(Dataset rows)
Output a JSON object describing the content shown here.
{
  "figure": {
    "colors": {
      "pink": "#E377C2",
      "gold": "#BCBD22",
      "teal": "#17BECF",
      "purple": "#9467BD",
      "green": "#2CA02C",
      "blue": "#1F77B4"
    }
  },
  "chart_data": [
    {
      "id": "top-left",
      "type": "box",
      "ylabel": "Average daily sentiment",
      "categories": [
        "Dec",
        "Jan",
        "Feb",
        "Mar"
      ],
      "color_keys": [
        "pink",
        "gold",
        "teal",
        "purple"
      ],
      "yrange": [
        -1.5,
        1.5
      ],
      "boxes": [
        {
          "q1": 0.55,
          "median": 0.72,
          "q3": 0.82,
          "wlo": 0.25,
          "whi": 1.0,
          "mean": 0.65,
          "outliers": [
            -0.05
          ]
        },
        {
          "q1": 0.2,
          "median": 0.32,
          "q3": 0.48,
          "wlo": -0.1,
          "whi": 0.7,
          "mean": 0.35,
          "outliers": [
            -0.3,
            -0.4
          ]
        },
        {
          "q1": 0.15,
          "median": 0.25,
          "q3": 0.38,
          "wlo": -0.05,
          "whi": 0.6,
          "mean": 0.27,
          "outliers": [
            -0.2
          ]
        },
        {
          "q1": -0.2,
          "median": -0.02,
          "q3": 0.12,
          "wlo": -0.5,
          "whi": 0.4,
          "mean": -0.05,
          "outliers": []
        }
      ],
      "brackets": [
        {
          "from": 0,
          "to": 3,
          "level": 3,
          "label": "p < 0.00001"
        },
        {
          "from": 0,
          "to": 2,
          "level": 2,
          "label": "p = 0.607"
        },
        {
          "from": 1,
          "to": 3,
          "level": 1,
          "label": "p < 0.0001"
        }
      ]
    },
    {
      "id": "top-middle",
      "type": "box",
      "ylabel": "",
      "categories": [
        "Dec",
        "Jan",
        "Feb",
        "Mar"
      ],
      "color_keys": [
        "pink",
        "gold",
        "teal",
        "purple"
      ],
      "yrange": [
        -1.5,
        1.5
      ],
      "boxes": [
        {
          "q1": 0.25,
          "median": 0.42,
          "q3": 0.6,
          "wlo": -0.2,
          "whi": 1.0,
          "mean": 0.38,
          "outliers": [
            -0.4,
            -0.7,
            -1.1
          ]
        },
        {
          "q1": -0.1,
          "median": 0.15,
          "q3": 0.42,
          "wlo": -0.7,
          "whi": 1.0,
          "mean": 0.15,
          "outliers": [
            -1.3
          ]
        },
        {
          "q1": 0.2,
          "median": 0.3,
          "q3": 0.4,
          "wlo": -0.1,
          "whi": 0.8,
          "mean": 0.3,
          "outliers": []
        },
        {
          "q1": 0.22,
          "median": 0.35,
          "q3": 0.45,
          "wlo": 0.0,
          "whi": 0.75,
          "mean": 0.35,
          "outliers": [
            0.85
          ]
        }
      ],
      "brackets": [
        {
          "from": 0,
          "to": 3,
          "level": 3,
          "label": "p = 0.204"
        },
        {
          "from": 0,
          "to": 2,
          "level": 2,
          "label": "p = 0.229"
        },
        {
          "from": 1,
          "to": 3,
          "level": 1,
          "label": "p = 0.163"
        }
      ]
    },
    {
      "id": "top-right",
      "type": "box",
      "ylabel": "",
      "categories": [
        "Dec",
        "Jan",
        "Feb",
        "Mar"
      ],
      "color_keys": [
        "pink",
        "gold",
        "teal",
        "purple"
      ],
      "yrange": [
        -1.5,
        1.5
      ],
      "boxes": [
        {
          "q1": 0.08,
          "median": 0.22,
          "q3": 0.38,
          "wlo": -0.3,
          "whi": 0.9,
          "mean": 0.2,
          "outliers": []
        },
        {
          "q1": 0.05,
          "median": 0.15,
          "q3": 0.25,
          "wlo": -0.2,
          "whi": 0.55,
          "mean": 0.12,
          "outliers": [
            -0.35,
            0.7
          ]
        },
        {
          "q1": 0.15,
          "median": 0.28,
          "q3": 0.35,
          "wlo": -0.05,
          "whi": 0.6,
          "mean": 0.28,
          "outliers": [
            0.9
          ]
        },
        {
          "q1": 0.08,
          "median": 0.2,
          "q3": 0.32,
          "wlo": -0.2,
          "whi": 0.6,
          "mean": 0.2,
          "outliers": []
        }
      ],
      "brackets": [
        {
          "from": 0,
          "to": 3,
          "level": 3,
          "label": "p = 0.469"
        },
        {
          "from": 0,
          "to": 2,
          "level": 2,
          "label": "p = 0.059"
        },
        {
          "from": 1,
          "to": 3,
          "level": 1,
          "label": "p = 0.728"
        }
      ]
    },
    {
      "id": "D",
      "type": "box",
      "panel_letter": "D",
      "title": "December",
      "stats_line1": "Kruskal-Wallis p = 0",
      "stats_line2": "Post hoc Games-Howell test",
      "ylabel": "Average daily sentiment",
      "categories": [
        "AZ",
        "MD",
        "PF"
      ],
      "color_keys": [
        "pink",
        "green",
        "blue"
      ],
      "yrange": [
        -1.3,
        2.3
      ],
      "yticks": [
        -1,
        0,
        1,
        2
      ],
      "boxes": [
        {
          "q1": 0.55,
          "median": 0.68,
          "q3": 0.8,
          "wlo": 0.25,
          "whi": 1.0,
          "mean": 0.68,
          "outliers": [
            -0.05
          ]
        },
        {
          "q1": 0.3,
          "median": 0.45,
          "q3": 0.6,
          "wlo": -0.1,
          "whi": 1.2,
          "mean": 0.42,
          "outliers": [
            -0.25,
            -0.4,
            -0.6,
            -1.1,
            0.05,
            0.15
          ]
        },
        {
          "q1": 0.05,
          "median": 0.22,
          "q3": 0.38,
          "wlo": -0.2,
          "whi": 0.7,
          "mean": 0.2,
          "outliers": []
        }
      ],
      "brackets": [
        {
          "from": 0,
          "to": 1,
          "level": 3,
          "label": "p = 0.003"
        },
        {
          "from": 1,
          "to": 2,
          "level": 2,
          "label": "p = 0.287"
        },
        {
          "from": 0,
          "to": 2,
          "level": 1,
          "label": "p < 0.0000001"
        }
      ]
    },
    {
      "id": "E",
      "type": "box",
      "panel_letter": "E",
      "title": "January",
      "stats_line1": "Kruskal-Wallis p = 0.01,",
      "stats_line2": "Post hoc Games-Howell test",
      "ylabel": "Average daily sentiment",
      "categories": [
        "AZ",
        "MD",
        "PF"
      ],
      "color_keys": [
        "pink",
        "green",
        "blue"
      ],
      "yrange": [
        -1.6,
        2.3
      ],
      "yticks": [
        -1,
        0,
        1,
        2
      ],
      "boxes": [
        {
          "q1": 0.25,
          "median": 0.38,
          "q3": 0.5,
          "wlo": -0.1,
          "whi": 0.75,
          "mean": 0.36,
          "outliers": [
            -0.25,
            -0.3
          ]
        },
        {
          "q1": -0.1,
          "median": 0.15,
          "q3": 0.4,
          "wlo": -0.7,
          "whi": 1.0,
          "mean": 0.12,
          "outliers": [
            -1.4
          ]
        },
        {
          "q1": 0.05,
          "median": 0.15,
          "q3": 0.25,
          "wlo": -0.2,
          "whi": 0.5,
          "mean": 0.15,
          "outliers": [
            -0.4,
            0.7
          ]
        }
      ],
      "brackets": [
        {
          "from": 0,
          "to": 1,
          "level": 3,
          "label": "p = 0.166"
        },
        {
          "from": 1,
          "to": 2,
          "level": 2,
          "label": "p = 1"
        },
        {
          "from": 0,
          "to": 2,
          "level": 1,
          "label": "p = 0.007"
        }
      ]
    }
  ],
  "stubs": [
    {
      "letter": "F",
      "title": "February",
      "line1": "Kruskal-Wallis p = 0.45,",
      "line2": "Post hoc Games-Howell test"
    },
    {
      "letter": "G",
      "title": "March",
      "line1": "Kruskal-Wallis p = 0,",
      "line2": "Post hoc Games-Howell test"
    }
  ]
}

BRIEF:
Collect every line with the string "Kruskal" from the records, and copy each.

PROBLEM SOLUTION:
      "stats_line1": "Kruskal-Wallis p = 0",
      "stats_line1": "Kruskal-Wallis p = 0.01,",
      "line1": "Kruskal-Wallis p = 0.45,",
      "line1": "Kruskal-Wallis p = 0,",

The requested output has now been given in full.